AIM OF THE EXERCISE -
Output the entries verbatim, including every line.

EXERCISE INPUT -
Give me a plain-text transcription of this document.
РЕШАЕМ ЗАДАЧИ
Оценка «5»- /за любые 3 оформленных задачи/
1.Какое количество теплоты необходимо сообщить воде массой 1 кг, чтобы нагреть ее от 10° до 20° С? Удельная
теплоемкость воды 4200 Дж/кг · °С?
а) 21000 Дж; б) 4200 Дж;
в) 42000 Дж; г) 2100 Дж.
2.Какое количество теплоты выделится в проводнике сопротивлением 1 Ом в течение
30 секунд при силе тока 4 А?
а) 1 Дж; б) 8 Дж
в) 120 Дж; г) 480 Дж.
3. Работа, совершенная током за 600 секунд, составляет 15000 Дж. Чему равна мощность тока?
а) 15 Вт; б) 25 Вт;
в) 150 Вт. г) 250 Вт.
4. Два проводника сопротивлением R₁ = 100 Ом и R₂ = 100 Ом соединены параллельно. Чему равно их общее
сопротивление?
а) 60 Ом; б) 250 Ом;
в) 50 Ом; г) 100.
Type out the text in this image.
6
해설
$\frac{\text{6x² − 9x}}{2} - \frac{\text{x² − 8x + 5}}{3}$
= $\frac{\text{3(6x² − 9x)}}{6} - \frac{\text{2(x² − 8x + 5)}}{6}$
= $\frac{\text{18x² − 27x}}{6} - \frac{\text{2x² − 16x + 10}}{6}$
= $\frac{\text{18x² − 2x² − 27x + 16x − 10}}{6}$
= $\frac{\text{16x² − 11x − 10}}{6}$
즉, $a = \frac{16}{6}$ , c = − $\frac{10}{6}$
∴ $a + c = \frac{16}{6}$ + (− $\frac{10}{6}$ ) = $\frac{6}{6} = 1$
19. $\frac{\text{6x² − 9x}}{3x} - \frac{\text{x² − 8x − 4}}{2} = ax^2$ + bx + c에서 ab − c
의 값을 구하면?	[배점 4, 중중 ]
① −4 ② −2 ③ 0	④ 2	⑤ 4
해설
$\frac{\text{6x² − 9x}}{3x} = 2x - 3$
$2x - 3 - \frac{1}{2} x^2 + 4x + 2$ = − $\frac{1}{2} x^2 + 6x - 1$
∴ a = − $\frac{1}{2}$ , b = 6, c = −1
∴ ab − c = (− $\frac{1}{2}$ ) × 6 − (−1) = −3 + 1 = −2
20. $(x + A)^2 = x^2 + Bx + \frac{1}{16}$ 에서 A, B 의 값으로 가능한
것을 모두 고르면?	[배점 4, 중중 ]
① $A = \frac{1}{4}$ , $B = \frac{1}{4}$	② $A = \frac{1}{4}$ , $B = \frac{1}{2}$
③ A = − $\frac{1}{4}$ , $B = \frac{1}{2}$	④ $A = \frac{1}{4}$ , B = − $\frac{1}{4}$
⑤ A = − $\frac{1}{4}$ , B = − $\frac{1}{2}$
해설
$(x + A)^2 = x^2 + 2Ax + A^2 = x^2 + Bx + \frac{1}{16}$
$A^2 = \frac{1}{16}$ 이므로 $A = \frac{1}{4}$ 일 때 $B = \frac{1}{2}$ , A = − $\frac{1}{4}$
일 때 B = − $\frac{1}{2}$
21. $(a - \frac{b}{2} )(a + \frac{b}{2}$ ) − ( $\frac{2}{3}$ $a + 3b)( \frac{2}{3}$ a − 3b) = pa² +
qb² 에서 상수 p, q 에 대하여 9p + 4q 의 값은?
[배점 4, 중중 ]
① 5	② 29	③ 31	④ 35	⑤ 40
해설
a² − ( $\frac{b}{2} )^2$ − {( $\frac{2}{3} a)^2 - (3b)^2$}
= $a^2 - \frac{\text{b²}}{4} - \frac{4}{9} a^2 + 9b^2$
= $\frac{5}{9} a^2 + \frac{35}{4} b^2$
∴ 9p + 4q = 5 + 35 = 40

COMPLETE RESPONSE -
Give me a plain-text transcription of this document.
РЕШАЕМ ЗАДАЧИ
Оценка «5»- /за любые 3 оформленных задачи/
1.Какое количество теплоты необходимо сообщить воде массой 1 кг, чтобы нагреть ее от 10° до 20° С? Удельная
теплоемкость воды 4200 Дж/кг · °С?
а) 21000 Дж; б) 4200 Дж;
в) 42000 Дж; г) 2100 Дж.
2.Какое количество теплоты выделится в проводнике сопротивлением 1 Ом в течение
30 секунд при силе тока 4 А?
а) 1 Дж; б) 8 Дж
в) 120 Дж; г) 480 Дж.
3. Работа, совершенная током за 600 секунд, составляет 15000 Дж. Чему равна мощность тока?
а) 15 Вт; б) 25 Вт;
в) 150 Вт. г) 250 Вт.
4. Два проводника сопротивлением R₁ = 100 Ом и R₂ = 100 Ом соединены параллельно. Чему равно их общее
сопротивление?
а) 60 Ом; б) 250 Ом;
в) 50 Ом; г) 100.
Type out the text in this image.
6
해설
$\frac{\text{6x² − 9x}}{2} - \frac{\text{x² − 8x + 5}}{3}$
= $\frac{\text{3(6x² − 9x)}}{6} - \frac{\text{2(x² − 8x + 5)}}{6}$
= $\frac{\text{18x² − 27x}}{6} - \frac{\text{2x² − 16x + 10}}{6}$
= $\frac{\text{18x² − 2x² − 27x + 16x − 10}}{6}$
= $\frac{\text{16x² − 11x − 10}}{6}$
즉, $a = \frac{16}{6}$ , c = − $\frac{10}{6}$
∴ $a + c = \frac{16}{6}$ + (− $\frac{10}{6}$ ) = $\frac{6}{6} = 1$
19. $\frac{\text{6x² − 9x}}{3x} - \frac{\text{x² − 8x − 4}}{2} = ax^2$ + bx + c에서 ab − c
의 값을 구하면?	[배점 4, 중중 ]
① −4 ② −2 ③ 0	④ 2	⑤ 4
해설
$\frac{\text{6x² − 9x}}{3x} = 2x - 3$
$2x - 3 - \frac{1}{2} x^2 + 4x + 2$ = − $\frac{1}{2} x^2 + 6x - 1$
∴ a = − $\frac{1}{2}$ , b = 6, c = −1
∴ ab − c = (− $\frac{1}{2}$ ) × 6 − (−1) = −3 + 1 = −2
20. $(x + A)^2 = x^2 + Bx + \frac{1}{16}$ 에서 A, B 의 값으로 가능한
것을 모두 고르면?	[배점 4, 중중 ]
① $A = \frac{1}{4}$ , $B = \frac{1}{4}$	② $A = \frac{1}{4}$ , $B = \frac{1}{2}$
③ A = − $\frac{1}{4}$ , $B = \frac{1}{2}$	④ $A = \frac{1}{4}$ , B = − $\frac{1}{4}$
⑤ A = − $\frac{1}{4}$ , B = − $\frac{1}{2}$
해설
$(x + A)^2 = x^2 + 2Ax + A^2 = x^2 + Bx + \frac{1}{16}$
$A^2 = \frac{1}{16}$ 이므로 $A = \frac{1}{4}$ 일 때 $B = \frac{1}{2}$ , A = − $\frac{1}{4}$
일 때 B = − $\frac{1}{2}$
21. $(a - \frac{b}{2} )(a + \frac{b}{2}$ ) − ( $\frac{2}{3}$ $a + 3b)( \frac{2}{3}$ a − 3b) = pa² +
qb² 에서 상수 p, q 에 대하여 9p + 4q 의 값은?
[배점 4, 중중 ]
① 5	② 29	③ 31	④ 35	⑤ 40
해설
a² − ( $\frac{b}{2} )^2$ − {( $\frac{2}{3} a)^2 - (3b)^2$}
= $a^2 - \frac{\text{b²}}{4} - \frac{4}{9} a^2 + 9b^2$
= $\frac{5}{9} a^2 + \frac{35}{4} b^2$
∴ 9p + 4q = 5 + 35 = 40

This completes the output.